Locate the string "身分に基づく在留資格" in the records below. Copy every line where it occurs.

• • • • • • •

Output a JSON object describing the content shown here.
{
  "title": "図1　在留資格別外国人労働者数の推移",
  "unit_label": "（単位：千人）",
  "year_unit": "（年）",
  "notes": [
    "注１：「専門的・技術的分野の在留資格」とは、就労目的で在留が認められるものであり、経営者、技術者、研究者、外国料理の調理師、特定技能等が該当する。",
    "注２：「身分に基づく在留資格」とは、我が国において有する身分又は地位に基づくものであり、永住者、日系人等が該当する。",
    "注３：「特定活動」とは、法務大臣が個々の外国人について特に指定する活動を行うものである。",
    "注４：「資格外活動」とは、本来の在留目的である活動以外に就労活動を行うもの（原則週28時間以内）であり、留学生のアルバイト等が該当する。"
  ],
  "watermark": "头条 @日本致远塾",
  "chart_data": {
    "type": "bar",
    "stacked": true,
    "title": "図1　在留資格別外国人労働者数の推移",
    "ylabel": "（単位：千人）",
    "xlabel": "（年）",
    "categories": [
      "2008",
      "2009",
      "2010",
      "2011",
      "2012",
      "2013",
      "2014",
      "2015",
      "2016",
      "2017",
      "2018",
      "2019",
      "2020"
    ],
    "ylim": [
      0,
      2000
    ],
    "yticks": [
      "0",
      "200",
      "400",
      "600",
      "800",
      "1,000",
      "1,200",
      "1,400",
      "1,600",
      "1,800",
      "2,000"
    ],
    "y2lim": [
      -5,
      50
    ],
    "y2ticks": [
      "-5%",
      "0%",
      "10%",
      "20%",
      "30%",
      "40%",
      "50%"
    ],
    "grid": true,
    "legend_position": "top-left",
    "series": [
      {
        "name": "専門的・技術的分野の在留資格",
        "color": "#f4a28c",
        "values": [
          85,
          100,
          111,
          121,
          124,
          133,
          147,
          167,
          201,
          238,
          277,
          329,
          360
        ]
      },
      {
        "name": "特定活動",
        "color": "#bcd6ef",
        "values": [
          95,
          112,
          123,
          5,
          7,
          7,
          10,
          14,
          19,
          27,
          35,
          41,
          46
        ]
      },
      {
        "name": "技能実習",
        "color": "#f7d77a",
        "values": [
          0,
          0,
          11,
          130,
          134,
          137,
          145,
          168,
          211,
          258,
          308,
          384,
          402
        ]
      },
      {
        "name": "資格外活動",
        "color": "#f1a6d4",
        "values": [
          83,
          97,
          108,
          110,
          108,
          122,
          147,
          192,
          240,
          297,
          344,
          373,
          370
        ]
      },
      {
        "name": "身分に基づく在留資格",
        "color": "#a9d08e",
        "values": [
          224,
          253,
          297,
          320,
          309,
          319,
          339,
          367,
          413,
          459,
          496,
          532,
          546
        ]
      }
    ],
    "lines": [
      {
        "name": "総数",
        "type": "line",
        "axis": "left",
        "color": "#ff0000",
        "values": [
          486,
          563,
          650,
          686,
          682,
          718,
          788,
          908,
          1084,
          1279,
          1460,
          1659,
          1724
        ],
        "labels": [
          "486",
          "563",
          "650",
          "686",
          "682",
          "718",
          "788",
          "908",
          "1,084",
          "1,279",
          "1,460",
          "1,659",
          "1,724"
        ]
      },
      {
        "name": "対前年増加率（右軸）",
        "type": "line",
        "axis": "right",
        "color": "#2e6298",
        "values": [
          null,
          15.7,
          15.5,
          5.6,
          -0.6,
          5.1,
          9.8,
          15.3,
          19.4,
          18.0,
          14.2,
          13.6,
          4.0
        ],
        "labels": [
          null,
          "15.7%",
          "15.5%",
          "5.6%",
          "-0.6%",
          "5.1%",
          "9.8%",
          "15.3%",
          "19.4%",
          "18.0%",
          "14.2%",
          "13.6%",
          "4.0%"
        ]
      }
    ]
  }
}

• • • • • • •

* _RESULT OF THIS TASK_
    "注２：「身分に基づく在留資格」とは、我が国において有する身分又は地位に基づくものであり、永住者、日系人等が該当する。",
        "name": "身分に基づく在留資格",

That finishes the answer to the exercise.